(Figure record extracts)
** START **

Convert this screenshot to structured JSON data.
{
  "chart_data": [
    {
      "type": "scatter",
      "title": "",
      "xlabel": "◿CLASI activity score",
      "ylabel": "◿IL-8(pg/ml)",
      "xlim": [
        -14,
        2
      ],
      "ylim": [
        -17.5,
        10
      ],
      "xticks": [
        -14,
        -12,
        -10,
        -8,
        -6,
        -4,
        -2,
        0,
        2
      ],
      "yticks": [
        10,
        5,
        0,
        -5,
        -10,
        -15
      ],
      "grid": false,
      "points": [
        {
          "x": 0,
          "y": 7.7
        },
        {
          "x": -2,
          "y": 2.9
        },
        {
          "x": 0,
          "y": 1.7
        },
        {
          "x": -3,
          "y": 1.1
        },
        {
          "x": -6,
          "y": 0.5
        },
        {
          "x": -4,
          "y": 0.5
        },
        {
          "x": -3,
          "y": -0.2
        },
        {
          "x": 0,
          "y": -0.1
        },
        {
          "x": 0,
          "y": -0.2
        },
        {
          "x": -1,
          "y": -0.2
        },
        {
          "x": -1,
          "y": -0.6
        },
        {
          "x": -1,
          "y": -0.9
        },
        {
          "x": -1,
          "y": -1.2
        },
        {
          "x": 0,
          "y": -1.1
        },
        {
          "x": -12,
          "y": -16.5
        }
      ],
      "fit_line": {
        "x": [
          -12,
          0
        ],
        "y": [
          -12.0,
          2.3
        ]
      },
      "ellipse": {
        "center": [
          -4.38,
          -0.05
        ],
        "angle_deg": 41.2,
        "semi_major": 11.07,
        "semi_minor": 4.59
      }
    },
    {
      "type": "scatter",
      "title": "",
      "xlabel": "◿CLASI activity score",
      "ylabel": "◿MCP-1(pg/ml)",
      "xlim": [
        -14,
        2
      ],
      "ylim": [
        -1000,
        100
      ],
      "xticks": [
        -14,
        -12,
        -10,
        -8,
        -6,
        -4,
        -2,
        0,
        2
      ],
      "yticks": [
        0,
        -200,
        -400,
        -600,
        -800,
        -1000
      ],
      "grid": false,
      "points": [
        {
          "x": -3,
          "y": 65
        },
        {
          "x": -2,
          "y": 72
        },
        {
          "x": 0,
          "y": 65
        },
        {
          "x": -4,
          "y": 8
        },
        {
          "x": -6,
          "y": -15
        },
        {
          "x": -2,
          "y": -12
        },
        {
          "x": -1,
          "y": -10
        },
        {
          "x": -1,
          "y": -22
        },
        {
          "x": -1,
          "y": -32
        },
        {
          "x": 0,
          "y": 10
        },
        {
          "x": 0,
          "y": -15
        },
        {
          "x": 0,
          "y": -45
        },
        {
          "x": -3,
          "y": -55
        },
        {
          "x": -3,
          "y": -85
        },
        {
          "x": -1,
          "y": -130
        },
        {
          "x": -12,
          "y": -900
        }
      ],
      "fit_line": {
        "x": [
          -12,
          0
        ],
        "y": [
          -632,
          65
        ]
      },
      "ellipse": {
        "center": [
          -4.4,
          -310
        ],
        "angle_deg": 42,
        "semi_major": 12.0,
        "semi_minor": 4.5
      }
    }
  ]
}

** END **

> **Instructions to follow**: Repeat each entry word for word.

> **Expected answer**:
Convert this screenshot to structured JSON data.
{
  "chart_data": [
    {
      "type": "scatter",
      "title": "",
      "xlabel": "◿CLASI activity score",
      "ylabel": "◿IL-8(pg/ml)",
      "xlim": [
        -14,
        2
      ],
      "ylim": [
        -17.5,
        10
      ],
      "xticks": [
        -14,
        -12,
        -10,
        -8,
        -6,
        -4,
        -2,
        0,
        2
      ],
      "yticks": [
        10,
        5,
        0,
        -5,
        -10,
        -15
      ],
      "grid": false,
      "points": [
        {
          "x": 0,
          "y": 7.7
        },
        {
          "x": -2,
          "y": 2.9
        },
        {
          "x": 0,
          "y": 1.7
        },
        {
          "x": -3,
          "y": 1.1
        },
        {
          "x": -6,
          "y": 0.5
        },
        {
          "x": -4,
          "y": 0.5
        },
        {
          "x": -3,
          "y": -0.2
        },
        {
          "x": 0,
          "y": -0.1
        },
        {
          "x": 0,
          "y": -0.2
        },
        {
          "x": -1,
          "y": -0.2
        },
        {
          "x": -1,
          "y": -0.6
        },
        {
          "x": -1,
          "y": -0.9
        },
        {
          "x": -1,
          "y": -1.2
        },
        {
          "x": 0,
          "y": -1.1
        },
        {
          "x": -12,
          "y": -16.5
        }
      ],
      "fit_line": {
        "x": [
          -12,
          0
        ],
        "y": [
          -12.0,
          2.3
        ]
      },
      "ellipse": {
        "center": [
          -4.38,
          -0.05
        ],
        "angle_deg": 41.2,
        "semi_major": 11.07,
        "semi_minor": 4.59
      }
    },
    {
      "type": "scatter",
      "title": "",
      "xlabel": "◿CLASI activity score",
      "ylabel": "◿MCP-1(pg/ml)",
      "xlim": [
        -14,
        2
      ],
      "ylim": [
        -1000,
        100
      ],
      "xticks": [
        -14,
        -12,
        -10,
        -8,
        -6,
        -4,
        -2,
        0,
        2
      ],
      "yticks": [
        0,
        -200,
        -400,
        -600,
        -800,
        -1000
      ],
      "grid": false,
      "points": [
        {
          "x": -3,
          "y": 65
        },
        {
          "x": -2,
          "y": 72
        },
        {
          "x": 0,
          "y": 65
        },
        {
          "x": -4,
          "y": 8
        },
        {
          "x": -6,
          "y": -15
        },
        {
          "x": -2,
          "y": -12
        },
        {
          "x": -1,
          "y": -10
        },
        {
          "x": -1,
          "y": -22
        },
        {
          "x": -1,
          "y": -32
        },
        {
          "x": 0,
          "y": 10
        },
        {
          "x": 0,
          "y": -15
        },
        {
          "x": 0,
          "y": -45
        },
        {
          "x": -3,
          "y": -55
        },
        {
          "x": -3,
          "y": -85
        },
        {
          "x": -1,
          "y": -130
        },
        {
          "x": -12,
          "y": -900
        }
      ],
      "fit_line": {
        "x": [
          -12,
          0
        ],
        "y": [
          -632,
          65
        ]
      },
      "ellipse": {
        "center": [
          -4.4,
          -310
        ],
        "angle_deg": 42,
        "semi_major": 12.0,
        "semi_minor": 4.5
      }
    }
  ]
}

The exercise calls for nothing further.